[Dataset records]
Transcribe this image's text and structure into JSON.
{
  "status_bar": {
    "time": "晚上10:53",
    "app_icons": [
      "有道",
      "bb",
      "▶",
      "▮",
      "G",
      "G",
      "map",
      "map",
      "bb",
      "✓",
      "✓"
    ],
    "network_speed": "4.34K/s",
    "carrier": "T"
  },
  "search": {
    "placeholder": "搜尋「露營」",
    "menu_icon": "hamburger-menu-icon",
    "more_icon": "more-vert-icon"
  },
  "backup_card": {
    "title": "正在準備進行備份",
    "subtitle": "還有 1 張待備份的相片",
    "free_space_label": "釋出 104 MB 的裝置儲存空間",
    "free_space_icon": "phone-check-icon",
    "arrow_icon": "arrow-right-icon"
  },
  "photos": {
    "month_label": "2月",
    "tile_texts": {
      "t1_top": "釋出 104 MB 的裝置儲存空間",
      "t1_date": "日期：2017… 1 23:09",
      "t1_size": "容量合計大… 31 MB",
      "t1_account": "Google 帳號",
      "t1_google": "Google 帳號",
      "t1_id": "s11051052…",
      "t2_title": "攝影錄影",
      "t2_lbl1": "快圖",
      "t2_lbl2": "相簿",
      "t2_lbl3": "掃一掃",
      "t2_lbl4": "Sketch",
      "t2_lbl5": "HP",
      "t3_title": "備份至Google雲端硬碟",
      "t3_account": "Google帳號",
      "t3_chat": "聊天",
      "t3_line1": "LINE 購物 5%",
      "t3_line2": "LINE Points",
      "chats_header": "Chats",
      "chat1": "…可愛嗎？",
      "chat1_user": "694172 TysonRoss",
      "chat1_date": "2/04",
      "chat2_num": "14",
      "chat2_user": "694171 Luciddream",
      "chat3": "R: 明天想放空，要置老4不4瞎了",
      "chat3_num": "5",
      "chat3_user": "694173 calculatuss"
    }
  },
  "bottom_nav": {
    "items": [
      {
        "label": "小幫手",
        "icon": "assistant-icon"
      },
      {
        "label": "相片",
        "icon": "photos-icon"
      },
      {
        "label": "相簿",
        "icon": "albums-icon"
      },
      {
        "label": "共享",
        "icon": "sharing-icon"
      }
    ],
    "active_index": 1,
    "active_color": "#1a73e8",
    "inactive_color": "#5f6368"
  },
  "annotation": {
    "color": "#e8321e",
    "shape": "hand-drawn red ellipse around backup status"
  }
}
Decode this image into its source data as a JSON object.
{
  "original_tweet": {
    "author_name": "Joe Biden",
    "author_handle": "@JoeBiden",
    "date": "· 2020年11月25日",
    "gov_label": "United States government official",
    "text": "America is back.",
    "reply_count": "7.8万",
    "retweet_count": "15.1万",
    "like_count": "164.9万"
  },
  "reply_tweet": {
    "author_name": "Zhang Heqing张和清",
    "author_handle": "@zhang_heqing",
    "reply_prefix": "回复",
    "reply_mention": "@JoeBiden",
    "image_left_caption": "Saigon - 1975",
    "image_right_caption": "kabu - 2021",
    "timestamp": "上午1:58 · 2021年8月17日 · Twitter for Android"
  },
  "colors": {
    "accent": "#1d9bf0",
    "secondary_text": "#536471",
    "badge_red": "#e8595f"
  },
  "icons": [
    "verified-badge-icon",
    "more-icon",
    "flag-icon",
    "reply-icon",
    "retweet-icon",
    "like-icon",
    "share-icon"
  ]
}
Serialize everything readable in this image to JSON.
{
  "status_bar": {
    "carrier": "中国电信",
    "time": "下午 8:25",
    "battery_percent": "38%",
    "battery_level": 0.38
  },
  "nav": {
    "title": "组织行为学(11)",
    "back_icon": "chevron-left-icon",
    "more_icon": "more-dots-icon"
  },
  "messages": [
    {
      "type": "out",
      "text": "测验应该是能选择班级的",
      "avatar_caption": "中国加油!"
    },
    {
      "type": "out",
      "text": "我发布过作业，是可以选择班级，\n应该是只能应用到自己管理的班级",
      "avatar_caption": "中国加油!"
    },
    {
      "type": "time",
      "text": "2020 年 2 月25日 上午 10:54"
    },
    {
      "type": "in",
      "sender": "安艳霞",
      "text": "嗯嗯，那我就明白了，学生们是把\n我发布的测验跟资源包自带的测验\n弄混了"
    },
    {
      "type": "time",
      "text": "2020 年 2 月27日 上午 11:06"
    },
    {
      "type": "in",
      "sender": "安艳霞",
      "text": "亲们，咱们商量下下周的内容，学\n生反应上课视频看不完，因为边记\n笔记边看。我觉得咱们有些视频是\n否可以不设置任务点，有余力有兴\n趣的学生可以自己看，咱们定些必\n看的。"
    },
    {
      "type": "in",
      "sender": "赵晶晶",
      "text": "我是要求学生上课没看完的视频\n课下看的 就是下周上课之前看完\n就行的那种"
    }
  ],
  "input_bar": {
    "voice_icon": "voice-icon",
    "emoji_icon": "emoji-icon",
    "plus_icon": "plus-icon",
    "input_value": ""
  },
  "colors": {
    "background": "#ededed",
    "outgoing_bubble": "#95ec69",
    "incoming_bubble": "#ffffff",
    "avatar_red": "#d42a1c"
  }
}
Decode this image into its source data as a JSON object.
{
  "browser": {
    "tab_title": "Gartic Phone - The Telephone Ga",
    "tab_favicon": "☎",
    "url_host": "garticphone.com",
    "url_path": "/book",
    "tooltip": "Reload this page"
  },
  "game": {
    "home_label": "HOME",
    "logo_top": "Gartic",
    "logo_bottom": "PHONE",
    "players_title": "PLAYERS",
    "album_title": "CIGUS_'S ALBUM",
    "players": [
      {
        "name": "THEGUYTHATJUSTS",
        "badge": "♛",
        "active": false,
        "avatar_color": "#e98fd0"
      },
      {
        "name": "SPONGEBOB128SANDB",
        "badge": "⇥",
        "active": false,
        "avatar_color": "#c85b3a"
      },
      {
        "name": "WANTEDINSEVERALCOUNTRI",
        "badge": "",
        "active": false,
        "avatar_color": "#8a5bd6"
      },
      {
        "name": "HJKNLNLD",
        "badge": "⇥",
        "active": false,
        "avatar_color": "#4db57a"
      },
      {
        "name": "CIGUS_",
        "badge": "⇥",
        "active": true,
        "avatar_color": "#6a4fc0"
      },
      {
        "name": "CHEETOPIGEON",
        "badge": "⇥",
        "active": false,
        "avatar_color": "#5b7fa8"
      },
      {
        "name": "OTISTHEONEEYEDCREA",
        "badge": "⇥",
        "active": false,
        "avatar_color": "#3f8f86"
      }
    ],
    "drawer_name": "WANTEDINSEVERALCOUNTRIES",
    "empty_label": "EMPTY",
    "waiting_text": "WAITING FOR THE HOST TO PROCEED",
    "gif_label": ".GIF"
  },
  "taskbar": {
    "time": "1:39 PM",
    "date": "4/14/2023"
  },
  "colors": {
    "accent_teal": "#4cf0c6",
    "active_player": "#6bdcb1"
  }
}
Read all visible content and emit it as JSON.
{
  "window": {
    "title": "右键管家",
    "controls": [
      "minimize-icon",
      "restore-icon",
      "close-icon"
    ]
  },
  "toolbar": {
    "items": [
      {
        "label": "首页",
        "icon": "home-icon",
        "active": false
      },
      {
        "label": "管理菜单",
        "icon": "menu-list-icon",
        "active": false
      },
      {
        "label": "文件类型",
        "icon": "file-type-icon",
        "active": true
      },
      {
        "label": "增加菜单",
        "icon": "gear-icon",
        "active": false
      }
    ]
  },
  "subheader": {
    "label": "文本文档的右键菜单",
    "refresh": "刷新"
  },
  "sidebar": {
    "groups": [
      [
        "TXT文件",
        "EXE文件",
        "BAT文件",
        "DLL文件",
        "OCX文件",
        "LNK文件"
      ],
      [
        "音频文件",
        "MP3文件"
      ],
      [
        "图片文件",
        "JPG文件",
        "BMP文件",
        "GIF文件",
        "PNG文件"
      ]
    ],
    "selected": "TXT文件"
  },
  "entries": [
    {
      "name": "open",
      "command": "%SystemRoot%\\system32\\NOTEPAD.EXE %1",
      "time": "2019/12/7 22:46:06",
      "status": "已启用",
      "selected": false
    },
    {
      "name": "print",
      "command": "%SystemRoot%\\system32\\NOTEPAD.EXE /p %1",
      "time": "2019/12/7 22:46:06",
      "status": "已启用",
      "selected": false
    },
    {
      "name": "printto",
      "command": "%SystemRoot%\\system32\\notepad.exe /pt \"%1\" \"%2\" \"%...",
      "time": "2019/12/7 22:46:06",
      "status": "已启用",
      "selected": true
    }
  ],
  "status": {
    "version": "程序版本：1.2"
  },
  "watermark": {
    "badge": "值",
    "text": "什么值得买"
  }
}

§ **WHAT YOU NEED TO DO**
Of the lines in this material, state how many hold the string "command". Write no other words.

§ **RESULT OF THE TASK**
3